* Tarea *
En el fragmento sobre la guerra en El Salvador, ¿qué grupo anticomunista de Guatemala se nombra?
━━━ Fragmento del texto
Trasladarse una
guerra desde la lejana Centroamérica hasta la capital de los Estados Unidos
parece historia de ficción. Pero no lo es. Ya al comienzo del genocidio, en
buena parte azuzado por el Departamento de Estado, comenzó la diáspora. Primero
de población desplazada por el conflicto, empujada por izquierda y derecha,
viendo a sus parientes ser asesinados por supuestamente alimentar a los
insurrectos, o poseer una panadería y convertirse gracias a ello en odiado
capitalista. Luego por la caza de brujas que se masificó y donde por sospecha
caían pueblos enteros. Imperio de la sinrazón. Con un alzamiento, todavía
considero así, de justa causa, y masacre
campesina, civil en general, por parte de la fuerza armada del poder que ya
alcanzó de antiguo límites imposibles.
Roberto D’Abuisson,
conspicuo miembro de la extrema derecha, se encargó de hacerla una guerra
particular de extrema crueldad. Cierto que esa franja de tierra, la
centroamericana, es cuna de espeluznantes recuerdos, y el líder de la ARENA
salvadoreña, simplemente la continuaba. Avezado seguidor de grupos
anticomunistas, como la Mano Blanca de Guatemala, actuó en completa impunidad,
y sirviendo de frente a la política asesina del gobierno Reagan. Se me grabó en
la infancia un reportaje de Siete Días, muy anterior a la guerra civil en El
Salvador, detallando las actividades de grupos paramilitares que sembraban el
terror entre la población indígena y la escasa sindicalización obrera,
narraciones como las de un jefe policial que ponía a los subversivos apresados
en moledoras de carne para con la sangrienta papilla alimentar su criadero de
lucios. Entonces no se conocía a Rigoberta Menchú y la vitrina de denuncia que
impuso esta mujer nativa. El crimen político, con inmensa cantidad de inocentes
aplastados como anexo, viene de largo pasado, tan largo como centurias.
━━━━━━
━━━ Información dada
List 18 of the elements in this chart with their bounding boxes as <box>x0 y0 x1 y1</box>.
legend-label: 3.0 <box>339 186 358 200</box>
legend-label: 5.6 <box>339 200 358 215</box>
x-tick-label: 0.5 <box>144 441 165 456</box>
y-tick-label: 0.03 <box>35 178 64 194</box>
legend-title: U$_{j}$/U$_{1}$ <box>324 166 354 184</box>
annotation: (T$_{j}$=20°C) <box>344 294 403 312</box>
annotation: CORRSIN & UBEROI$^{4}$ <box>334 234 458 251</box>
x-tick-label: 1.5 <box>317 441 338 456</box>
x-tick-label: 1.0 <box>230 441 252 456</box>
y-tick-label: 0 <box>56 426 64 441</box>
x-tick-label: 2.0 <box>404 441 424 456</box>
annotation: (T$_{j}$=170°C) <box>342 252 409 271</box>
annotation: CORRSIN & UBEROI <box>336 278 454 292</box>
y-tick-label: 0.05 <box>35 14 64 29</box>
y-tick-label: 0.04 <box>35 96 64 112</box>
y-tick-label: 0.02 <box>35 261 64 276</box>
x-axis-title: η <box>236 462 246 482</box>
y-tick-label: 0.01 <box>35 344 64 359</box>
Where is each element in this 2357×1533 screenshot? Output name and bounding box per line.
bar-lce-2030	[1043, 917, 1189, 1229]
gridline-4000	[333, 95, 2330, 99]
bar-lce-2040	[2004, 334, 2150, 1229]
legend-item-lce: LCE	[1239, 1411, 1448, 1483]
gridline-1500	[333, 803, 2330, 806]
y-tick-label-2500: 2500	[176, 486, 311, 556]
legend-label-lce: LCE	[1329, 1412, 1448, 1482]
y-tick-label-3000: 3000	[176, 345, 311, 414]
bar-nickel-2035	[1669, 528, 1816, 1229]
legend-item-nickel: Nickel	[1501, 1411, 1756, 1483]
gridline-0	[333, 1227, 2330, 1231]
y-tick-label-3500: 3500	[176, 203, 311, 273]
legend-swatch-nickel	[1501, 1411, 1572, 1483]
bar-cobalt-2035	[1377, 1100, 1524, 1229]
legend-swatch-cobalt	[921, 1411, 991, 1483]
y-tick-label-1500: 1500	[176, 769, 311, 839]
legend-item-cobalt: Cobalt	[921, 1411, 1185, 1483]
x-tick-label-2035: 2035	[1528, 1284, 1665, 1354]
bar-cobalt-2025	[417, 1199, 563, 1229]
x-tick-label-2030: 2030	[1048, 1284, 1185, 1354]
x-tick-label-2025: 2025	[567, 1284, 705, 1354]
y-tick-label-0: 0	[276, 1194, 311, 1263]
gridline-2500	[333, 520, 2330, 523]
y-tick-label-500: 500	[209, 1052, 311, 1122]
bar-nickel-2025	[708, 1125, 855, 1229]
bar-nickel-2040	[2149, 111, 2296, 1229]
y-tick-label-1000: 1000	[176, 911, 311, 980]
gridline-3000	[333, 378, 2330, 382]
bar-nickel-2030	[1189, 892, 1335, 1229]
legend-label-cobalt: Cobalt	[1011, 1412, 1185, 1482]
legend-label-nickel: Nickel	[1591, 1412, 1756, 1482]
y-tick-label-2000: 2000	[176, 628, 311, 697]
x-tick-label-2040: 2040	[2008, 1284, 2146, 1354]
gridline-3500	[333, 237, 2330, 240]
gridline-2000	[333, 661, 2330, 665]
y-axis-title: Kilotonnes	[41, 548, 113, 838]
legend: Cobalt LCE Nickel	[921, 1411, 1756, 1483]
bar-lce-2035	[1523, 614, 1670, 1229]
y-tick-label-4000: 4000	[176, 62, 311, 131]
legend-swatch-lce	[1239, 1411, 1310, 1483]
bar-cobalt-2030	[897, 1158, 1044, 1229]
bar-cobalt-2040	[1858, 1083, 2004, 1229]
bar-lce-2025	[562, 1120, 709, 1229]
━━━━━━
* Respuesta *
La Mano Blanca.